→ **To do**:
Give all the lines below again, exactly, with no pictures.

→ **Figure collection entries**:
::::::::::

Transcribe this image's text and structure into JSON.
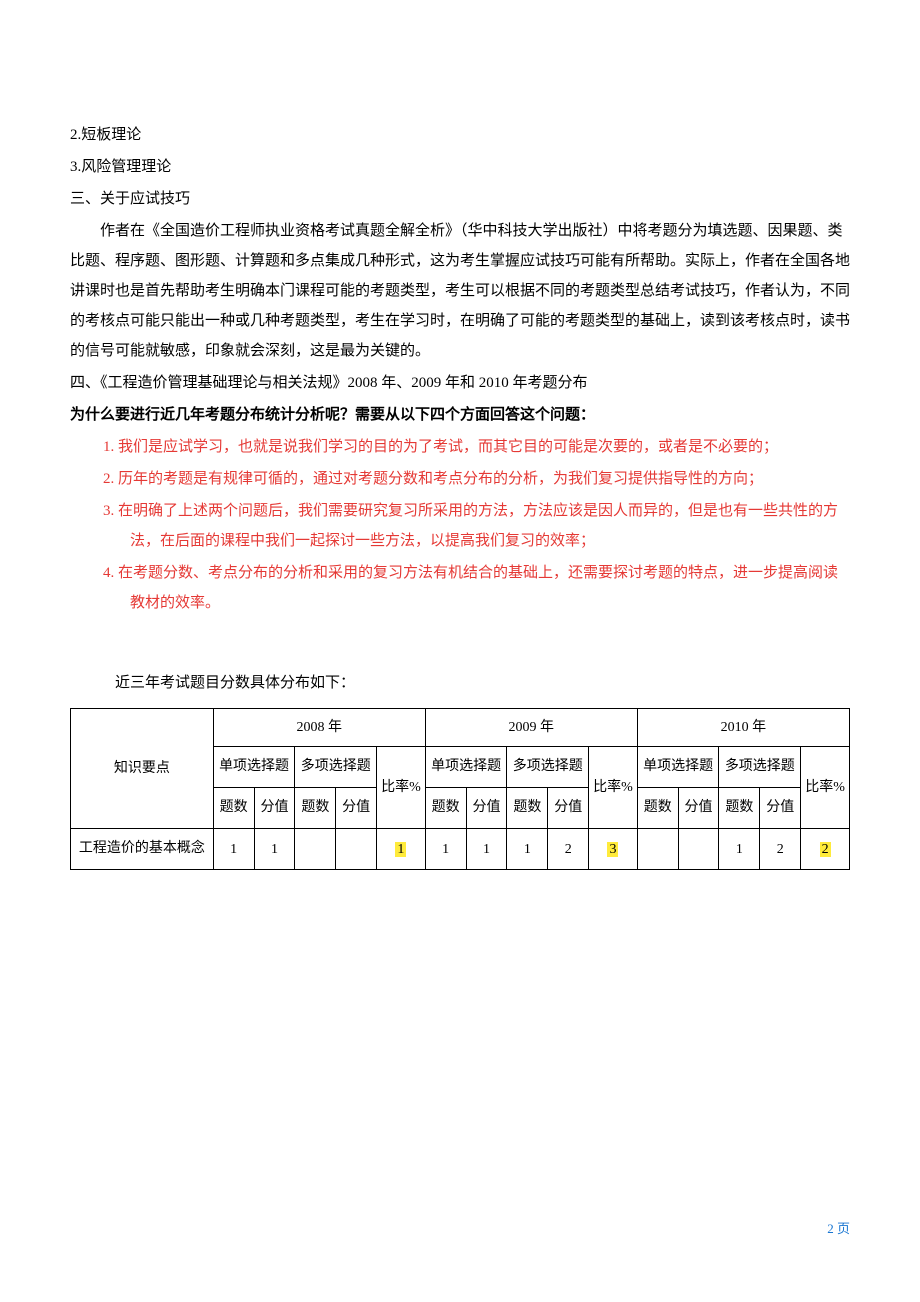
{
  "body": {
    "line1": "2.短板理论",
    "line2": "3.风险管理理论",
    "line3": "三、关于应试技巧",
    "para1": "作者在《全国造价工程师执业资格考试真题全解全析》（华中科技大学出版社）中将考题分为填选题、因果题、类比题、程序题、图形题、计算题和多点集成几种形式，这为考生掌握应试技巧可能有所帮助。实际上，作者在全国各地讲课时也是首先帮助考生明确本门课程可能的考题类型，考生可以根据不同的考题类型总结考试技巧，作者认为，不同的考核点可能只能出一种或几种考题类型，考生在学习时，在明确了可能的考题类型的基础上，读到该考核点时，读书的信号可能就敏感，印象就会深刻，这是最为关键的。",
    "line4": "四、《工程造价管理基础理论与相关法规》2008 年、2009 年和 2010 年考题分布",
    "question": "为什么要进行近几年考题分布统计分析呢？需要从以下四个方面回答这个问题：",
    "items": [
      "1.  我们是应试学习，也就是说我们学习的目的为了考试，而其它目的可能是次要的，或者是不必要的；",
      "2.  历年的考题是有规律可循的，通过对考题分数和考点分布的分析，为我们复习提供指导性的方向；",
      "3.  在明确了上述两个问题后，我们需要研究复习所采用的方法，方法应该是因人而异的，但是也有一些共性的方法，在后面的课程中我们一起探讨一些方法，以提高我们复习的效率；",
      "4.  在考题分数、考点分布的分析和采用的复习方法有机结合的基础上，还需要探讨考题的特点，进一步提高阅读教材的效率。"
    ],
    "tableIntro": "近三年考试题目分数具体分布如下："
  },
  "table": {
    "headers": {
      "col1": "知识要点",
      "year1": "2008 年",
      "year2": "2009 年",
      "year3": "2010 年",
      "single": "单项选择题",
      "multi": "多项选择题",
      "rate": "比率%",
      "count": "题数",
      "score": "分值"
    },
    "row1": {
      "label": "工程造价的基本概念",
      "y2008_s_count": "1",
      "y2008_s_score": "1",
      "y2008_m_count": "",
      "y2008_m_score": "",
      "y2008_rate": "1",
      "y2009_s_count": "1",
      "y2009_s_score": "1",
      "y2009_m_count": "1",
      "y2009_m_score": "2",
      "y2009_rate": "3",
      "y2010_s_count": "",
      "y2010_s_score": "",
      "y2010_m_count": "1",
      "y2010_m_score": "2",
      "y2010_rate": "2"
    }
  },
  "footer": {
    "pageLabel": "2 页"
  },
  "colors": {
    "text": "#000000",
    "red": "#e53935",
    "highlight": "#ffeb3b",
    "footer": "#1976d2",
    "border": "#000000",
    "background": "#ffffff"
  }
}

::::::::::

→ **Answer to this exercise**:
Transcribe this image's text and structure into JSON.
{
  "body": {
    "line1": "2.短板理论",
    "line2": "3.风险管理理论",
    "line3": "三、关于应试技巧",
    "para1": "作者在《全国造价工程师执业资格考试真题全解全析》（华中科技大学出版社）中将考题分为填选题、因果题、类比题、程序题、图形题、计算题和多点集成几种形式，这为考生掌握应试技巧可能有所帮助。实际上，作者在全国各地讲课时也是首先帮助考生明确本门课程可能的考题类型，考生可以根据不同的考题类型总结考试技巧，作者认为，不同的考核点可能只能出一种或几种考题类型，考生在学习时，在明确了可能的考题类型的基础上，读到该考核点时，读书的信号可能就敏感，印象就会深刻，这是最为关键的。",
    "line4": "四、《工程造价管理基础理论与相关法规》2008 年、2009 年和 2010 年考题分布",
    "question": "为什么要进行近几年考题分布统计分析呢？需要从以下四个方面回答这个问题：",
    "items": [
      "1.  我们是应试学习，也就是说我们学习的目的为了考试，而其它目的可能是次要的，或者是不必要的；",
      "2.  历年的考题是有规律可循的，通过对考题分数和考点分布的分析，为我们复习提供指导性的方向；",
      "3.  在明确了上述两个问题后，我们需要研究复习所采用的方法，方法应该是因人而异的，但是也有一些共性的方法，在后面的课程中我们一起探讨一些方法，以提高我们复习的效率；",
      "4.  在考题分数、考点分布的分析和采用的复习方法有机结合的基础上，还需要探讨考题的特点，进一步提高阅读教材的效率。"
    ],
    "tableIntro": "近三年考试题目分数具体分布如下："
  },
  "table": {
    "headers": {
      "col1": "知识要点",
      "year1": "2008 年",
      "year2": "2009 年",
      "year3": "2010 年",
      "single": "单项选择题",
      "multi": "多项选择题",
      "rate": "比率%",
      "count": "题数",
      "score": "分值"
    },
    "row1": {
      "label": "工程造价的基本概念",
      "y2008_s_count": "1",
      "y2008_s_score": "1",
      "y2008_m_count": "",
      "y2008_m_score": "",
      "y2008_rate": "1",
      "y2009_s_count": "1",
      "y2009_s_score": "1",
      "y2009_m_count": "1",
      "y2009_m_score": "2",
      "y2009_rate": "3",
      "y2010_s_count": "",
      "y2010_s_score": "",
      "y2010_m_count": "1",
      "y2010_m_score": "2",
      "y2010_rate": "2"
    }
  },
  "footer": {
    "pageLabel": "2 页"
  },
  "colors": {
    "text": "#000000",
    "red": "#e53935",
    "highlight": "#ffeb3b",
    "footer": "#1976d2",
    "border": "#000000",
    "background": "#ffffff"
  }
}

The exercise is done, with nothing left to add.